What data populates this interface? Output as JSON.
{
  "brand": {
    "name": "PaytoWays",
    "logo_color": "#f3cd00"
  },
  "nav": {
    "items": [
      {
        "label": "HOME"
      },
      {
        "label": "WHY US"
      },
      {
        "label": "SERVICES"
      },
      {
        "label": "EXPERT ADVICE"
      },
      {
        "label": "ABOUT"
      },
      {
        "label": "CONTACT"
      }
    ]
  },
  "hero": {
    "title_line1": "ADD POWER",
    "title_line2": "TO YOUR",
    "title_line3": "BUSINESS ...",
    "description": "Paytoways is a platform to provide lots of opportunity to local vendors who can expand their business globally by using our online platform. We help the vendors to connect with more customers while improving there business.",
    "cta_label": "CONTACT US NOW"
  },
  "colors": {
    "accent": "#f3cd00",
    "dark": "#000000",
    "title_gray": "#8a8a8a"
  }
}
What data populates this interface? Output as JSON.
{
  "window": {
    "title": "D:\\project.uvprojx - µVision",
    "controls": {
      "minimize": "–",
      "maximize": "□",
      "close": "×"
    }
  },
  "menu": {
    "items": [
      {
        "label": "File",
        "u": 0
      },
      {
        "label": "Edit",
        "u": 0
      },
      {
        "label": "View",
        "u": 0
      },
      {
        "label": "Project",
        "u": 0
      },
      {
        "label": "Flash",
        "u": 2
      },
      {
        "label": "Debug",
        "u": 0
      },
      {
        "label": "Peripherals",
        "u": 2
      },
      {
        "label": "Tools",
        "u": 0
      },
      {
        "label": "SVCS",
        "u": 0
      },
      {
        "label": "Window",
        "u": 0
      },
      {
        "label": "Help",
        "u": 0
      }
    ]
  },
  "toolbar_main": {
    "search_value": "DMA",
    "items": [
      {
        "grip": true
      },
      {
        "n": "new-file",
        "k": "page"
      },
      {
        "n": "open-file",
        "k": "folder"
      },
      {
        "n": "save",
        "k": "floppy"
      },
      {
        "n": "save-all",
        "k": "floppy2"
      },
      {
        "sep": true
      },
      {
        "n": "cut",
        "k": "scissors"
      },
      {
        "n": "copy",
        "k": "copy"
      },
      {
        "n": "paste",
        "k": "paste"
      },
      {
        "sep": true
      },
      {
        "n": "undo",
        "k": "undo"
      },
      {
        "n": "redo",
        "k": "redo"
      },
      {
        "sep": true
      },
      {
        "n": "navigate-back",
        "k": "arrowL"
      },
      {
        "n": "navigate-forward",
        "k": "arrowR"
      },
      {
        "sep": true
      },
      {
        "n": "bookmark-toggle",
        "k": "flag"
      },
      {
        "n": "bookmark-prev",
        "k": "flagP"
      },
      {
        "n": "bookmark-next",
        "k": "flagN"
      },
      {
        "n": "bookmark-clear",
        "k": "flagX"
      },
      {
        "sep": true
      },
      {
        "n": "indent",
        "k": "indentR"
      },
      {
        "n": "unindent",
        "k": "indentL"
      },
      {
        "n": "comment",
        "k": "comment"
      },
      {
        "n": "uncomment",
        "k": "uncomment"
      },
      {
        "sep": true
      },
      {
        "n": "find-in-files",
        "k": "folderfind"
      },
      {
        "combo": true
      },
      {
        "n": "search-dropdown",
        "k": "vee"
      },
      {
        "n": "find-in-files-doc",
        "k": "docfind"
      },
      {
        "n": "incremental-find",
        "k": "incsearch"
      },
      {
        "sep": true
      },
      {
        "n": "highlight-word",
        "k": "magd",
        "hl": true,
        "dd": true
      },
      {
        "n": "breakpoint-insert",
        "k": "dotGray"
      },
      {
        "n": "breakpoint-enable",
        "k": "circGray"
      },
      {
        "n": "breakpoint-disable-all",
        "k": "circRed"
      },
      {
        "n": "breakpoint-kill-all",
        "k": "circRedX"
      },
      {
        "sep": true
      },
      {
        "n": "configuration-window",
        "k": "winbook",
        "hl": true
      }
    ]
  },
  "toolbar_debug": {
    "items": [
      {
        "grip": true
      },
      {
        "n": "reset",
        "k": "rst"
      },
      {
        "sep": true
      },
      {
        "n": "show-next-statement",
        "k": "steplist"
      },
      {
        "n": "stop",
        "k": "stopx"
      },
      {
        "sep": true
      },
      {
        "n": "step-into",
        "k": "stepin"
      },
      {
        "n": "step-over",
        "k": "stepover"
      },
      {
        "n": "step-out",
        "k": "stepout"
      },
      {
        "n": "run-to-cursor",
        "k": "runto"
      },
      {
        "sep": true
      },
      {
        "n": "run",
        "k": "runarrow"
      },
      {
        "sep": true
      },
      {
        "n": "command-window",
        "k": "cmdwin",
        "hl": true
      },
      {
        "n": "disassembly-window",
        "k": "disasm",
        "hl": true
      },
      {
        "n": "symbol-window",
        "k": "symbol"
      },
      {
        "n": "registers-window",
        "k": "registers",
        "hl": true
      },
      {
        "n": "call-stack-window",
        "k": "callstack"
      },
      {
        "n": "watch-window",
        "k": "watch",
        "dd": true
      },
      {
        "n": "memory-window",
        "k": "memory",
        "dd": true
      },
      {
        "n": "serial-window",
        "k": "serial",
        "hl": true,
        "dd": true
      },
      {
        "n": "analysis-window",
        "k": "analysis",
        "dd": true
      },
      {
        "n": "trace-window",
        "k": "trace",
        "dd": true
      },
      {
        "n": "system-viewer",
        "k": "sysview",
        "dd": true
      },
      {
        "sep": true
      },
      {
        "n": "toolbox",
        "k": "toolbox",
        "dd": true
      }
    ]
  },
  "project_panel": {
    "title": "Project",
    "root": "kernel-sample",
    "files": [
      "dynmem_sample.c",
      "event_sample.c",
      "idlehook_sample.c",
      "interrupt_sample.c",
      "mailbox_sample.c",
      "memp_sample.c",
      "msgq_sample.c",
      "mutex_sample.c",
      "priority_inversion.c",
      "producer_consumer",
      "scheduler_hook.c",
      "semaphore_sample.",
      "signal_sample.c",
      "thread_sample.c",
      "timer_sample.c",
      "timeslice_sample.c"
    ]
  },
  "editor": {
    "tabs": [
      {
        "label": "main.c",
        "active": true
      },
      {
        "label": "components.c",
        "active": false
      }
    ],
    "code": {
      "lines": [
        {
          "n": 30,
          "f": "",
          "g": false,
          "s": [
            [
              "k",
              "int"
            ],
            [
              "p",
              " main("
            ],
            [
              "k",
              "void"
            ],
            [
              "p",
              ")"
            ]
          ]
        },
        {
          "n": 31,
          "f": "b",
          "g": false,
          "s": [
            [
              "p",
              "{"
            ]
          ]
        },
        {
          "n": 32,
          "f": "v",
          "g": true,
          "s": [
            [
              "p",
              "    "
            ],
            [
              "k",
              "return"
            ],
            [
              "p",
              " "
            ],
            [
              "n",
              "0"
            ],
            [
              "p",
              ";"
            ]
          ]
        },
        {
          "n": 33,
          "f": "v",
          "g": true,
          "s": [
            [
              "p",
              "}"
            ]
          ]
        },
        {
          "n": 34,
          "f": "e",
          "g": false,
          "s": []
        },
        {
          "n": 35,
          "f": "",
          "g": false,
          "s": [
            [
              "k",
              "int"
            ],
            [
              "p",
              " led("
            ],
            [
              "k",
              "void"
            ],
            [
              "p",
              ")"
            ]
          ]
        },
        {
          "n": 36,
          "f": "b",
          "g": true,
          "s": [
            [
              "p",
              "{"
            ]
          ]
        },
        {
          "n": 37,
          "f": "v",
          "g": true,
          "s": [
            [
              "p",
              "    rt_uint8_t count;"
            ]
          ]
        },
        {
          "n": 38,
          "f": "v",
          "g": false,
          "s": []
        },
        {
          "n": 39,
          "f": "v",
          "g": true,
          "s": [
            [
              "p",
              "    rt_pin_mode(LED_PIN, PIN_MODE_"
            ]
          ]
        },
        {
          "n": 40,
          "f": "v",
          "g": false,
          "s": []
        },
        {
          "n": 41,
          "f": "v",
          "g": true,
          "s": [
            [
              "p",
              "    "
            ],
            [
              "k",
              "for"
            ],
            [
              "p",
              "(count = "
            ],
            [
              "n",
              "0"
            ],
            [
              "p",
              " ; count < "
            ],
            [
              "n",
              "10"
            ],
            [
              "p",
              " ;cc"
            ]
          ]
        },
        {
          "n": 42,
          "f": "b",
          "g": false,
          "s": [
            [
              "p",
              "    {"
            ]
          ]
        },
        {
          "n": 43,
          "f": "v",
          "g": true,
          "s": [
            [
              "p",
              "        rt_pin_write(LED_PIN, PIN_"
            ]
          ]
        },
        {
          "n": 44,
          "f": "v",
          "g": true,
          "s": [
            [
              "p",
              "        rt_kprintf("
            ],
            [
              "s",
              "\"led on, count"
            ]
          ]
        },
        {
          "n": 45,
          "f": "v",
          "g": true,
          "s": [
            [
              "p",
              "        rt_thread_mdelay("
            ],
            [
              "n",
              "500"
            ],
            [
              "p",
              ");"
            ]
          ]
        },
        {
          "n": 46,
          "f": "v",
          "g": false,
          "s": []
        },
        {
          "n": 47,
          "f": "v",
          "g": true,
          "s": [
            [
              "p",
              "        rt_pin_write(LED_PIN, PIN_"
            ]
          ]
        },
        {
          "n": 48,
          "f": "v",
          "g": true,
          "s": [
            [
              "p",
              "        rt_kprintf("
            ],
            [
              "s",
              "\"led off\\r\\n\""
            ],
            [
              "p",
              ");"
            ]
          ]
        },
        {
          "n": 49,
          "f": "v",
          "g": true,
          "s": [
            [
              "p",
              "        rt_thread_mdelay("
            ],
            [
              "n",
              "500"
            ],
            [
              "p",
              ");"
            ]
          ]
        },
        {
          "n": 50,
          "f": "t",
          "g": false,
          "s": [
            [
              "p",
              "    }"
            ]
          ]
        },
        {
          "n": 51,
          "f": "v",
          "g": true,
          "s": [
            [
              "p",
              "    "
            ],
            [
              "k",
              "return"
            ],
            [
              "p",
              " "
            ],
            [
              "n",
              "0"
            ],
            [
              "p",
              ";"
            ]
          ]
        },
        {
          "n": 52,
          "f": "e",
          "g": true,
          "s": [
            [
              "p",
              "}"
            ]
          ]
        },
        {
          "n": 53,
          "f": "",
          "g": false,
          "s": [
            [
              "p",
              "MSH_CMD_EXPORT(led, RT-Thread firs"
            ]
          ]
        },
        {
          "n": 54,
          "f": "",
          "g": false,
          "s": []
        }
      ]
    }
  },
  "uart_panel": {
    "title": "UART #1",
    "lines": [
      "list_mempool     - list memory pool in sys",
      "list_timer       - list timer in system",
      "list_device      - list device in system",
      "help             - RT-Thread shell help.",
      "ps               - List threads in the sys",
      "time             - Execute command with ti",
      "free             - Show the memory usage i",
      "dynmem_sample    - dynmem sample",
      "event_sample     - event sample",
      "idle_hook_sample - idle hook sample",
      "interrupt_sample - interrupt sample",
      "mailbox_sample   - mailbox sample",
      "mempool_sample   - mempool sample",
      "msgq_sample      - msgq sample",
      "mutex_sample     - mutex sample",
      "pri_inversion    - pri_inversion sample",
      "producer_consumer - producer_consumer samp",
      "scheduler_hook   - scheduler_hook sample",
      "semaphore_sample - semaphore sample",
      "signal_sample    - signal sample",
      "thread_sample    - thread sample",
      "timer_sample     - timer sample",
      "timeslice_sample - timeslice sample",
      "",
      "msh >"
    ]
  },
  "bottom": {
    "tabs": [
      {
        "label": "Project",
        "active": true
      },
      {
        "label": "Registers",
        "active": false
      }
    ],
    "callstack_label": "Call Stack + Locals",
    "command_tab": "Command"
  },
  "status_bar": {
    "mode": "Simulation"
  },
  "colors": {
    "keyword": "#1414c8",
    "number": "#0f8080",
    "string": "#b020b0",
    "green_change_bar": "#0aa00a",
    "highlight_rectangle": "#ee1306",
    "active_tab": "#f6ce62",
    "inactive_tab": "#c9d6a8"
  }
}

◇ ◇ ◇

:: Your goal ::
Show the lines of the material that contain the word "with".

:: Correct response ::
    "description": "Paytoways is a platform to provide lots of opportunity to local vendors who can expand their business globally by using our online platform. We help the vendors to connect with more customers while improving there business.",
      "time             - Execute command with ti",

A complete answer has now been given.